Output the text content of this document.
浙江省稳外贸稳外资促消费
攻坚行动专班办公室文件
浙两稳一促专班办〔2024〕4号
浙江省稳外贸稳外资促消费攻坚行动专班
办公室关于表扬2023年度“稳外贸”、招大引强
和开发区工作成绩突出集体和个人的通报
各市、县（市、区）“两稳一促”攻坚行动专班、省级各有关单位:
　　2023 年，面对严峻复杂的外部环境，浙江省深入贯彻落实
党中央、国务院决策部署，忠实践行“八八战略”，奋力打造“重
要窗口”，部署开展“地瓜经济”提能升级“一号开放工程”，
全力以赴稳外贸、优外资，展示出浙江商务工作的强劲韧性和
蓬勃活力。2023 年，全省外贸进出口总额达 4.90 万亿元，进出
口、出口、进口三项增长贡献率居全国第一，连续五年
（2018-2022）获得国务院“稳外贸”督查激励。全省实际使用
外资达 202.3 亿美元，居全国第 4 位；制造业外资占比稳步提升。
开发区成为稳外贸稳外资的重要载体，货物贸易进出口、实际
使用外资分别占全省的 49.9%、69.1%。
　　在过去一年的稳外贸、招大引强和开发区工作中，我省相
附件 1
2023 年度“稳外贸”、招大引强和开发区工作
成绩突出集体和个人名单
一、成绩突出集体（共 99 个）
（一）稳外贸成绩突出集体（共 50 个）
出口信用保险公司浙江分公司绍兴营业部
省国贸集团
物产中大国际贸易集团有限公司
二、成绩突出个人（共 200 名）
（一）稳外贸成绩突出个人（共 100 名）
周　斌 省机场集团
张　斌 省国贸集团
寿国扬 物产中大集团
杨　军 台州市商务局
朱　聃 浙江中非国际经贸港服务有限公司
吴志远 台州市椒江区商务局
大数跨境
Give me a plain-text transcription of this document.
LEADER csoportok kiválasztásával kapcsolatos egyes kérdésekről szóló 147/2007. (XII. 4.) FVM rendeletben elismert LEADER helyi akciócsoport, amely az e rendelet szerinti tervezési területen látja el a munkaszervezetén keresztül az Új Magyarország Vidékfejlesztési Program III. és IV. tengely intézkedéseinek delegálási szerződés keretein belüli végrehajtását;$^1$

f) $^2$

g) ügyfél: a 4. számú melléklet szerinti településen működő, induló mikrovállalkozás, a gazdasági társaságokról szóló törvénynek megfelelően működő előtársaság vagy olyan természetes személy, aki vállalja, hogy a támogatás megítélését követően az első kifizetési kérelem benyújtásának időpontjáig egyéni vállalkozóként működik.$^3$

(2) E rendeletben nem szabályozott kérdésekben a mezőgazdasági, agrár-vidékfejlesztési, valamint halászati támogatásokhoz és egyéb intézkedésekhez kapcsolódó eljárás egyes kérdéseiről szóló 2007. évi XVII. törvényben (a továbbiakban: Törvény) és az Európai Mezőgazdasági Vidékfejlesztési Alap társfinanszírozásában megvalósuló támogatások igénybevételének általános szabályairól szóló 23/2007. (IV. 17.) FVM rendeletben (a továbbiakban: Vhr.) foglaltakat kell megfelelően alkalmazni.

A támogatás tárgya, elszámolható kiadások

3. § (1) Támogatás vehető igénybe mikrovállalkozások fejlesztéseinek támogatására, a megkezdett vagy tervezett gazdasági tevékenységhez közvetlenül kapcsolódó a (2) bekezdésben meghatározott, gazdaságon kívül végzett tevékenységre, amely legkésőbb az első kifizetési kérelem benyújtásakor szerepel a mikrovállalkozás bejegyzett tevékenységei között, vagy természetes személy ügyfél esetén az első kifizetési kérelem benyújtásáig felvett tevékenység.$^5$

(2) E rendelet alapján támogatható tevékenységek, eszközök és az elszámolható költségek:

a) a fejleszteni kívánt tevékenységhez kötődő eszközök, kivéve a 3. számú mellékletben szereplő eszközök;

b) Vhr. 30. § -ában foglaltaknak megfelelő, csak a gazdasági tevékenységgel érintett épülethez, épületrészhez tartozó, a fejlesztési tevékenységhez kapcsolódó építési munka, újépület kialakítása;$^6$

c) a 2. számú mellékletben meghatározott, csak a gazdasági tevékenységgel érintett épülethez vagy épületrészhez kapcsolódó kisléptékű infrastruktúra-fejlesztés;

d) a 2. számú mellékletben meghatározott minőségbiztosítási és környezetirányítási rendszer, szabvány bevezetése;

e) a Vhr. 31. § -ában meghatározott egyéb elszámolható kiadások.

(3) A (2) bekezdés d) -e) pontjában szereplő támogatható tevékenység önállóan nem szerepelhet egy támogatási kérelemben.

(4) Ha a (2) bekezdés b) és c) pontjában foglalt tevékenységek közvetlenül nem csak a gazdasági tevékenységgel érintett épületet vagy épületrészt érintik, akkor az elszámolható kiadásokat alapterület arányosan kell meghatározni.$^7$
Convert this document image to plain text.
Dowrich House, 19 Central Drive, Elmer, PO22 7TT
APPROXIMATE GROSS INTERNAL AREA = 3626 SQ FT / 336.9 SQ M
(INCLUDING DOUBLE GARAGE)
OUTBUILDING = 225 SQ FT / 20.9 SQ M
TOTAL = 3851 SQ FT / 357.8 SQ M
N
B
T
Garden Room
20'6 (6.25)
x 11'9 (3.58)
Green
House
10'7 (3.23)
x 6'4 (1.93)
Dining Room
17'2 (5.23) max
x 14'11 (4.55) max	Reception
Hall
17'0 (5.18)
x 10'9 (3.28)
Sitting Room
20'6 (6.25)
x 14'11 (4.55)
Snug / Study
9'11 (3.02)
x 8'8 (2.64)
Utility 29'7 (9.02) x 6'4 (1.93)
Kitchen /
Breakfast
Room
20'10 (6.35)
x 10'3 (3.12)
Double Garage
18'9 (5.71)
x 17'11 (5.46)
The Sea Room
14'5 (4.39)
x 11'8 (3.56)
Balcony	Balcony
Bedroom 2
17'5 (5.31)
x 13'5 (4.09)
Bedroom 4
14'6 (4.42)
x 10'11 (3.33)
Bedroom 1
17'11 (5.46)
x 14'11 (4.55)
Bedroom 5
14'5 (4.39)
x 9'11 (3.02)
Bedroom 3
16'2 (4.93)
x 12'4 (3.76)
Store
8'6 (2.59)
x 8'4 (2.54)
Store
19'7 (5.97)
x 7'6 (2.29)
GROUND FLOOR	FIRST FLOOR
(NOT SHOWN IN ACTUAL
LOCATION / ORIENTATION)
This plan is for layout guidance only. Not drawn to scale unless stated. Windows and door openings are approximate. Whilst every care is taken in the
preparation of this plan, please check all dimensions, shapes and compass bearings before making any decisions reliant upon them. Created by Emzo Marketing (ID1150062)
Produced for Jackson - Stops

WORK INSTRUCTIONS: From the material above, gather all lines that include the string "természetes" and copy them.

REPLY TO THE TASK:
g) ügyfél: a 4. számú melléklet szerinti településen működő, induló mikrovállalkozás, a gazdasági társaságokról szóló törvénynek megfelelően működő előtársaság vagy olyan természetes személy, aki vállalja, hogy a támogatás megítélését követően az első kifizetési kérelem benyújtásának időpontjáig egyéni vállalkozóként működik.$^3$
3. § (1) Támogatás vehető igénybe mikrovállalkozások fejlesztéseinek támogatására, a megkezdett vagy tervezett gazdasági tevékenységhez közvetlenül kapcsolódó a (2) bekezdésben meghatározott, gazdaságon kívül végzett tevékenységre, amely legkésőbb az első kifizetési kérelem benyújtásakor szerepel a mikrovállalkozás bejegyzett tevékenységei között, vagy természetes személy ügyfél esetén az első kifizetési kérelem benyújtásáig felvett tevékenység.$^5$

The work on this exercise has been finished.